begin

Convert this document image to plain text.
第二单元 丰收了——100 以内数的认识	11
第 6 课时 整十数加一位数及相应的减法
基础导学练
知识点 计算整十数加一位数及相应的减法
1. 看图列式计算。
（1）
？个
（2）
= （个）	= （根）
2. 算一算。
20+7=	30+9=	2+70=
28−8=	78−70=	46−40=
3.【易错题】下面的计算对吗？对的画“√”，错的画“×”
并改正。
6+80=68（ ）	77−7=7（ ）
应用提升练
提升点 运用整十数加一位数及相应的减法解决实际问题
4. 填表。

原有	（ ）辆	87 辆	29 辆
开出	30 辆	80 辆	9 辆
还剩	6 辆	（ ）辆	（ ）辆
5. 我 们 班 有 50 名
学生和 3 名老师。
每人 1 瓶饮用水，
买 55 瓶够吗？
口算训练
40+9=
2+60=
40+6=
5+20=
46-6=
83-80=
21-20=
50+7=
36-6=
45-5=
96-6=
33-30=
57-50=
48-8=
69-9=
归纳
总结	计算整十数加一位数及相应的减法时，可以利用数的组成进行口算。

end

**WHAT IS NEEDED**: Exact output of every entry is required.

**WRITTEN SOLUTION**:
Convert this document image to plain text.
第二单元 丰收了——100 以内数的认识	11
第 6 课时 整十数加一位数及相应的减法
基础导学练
知识点 计算整十数加一位数及相应的减法
1. 看图列式计算。
（1）
？个
（2）
= （个）	= （根）
2. 算一算。
20+7=	30+9=	2+70=
28−8=	78−70=	46−40=
3.【易错题】下面的计算对吗？对的画“√”，错的画“×”
并改正。
6+80=68（ ）	77−7=7（ ）
应用提升练
提升点 运用整十数加一位数及相应的减法解决实际问题
4. 填表。

原有	（ ）辆	87 辆	29 辆
开出	30 辆	80 辆	9 辆
还剩	6 辆	（ ）辆	（ ）辆
5. 我 们 班 有 50 名
学生和 3 名老师。
每人 1 瓶饮用水，
买 55 瓶够吗？
口算训练
40+9=
2+60=
40+6=
5+20=
46-6=
83-80=
21-20=
50+7=
36-6=
45-5=
96-6=
33-30=
57-50=
48-8=
69-9=
归纳
总结	计算整十数加一位数及相应的减法时，可以利用数的组成进行口算。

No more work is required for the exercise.